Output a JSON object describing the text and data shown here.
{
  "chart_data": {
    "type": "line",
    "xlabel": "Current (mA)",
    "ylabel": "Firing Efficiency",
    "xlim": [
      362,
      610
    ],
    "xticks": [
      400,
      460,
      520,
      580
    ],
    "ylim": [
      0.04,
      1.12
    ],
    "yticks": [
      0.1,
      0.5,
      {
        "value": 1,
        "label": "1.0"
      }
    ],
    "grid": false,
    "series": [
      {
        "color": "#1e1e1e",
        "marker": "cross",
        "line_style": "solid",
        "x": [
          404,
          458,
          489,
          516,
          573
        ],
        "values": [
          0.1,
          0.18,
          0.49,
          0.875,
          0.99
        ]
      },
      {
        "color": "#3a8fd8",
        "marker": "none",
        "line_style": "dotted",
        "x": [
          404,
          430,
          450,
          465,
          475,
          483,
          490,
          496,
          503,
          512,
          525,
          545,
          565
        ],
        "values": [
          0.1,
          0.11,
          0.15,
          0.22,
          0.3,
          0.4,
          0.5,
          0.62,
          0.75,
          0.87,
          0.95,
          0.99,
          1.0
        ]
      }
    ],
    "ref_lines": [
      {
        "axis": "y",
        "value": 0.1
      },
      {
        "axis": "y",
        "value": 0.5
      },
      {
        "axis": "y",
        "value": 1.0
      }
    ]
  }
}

◆ SET EXERCISE
Quote each line of the listing above exactly.

◆ EXPECTED ANSWER
Output a JSON object describing the text and data shown here.
{
  "chart_data": {
    "type": "line",
    "xlabel": "Current (mA)",
    "ylabel": "Firing Efficiency",
    "xlim": [
      362,
      610
    ],
    "xticks": [
      400,
      460,
      520,
      580
    ],
    "ylim": [
      0.04,
      1.12
    ],
    "yticks": [
      0.1,
      0.5,
      {
        "value": 1,
        "label": "1.0"
      }
    ],
    "grid": false,
    "series": [
      {
        "color": "#1e1e1e",
        "marker": "cross",
        "line_style": "solid",
        "x": [
          404,
          458,
          489,
          516,
          573
        ],
        "values": [
          0.1,
          0.18,
          0.49,
          0.875,
          0.99
        ]
      },
      {
        "color": "#3a8fd8",
        "marker": "none",
        "line_style": "dotted",
        "x": [
          404,
          430,
          450,
          465,
          475,
          483,
          490,
          496,
          503,
          512,
          525,
          545,
          565
        ],
        "values": [
          0.1,
          0.11,
          0.15,
          0.22,
          0.3,
          0.4,
          0.5,
          0.62,
          0.75,
          0.87,
          0.95,
          0.99,
          1.0
        ]
      }
    ],
    "ref_lines": [
      {
        "axis": "y",
        "value": 0.1
      },
      {
        "axis": "y",
        "value": 0.5
      },
      {
        "axis": "y",
        "value": 1.0
      }
    ]
  }
}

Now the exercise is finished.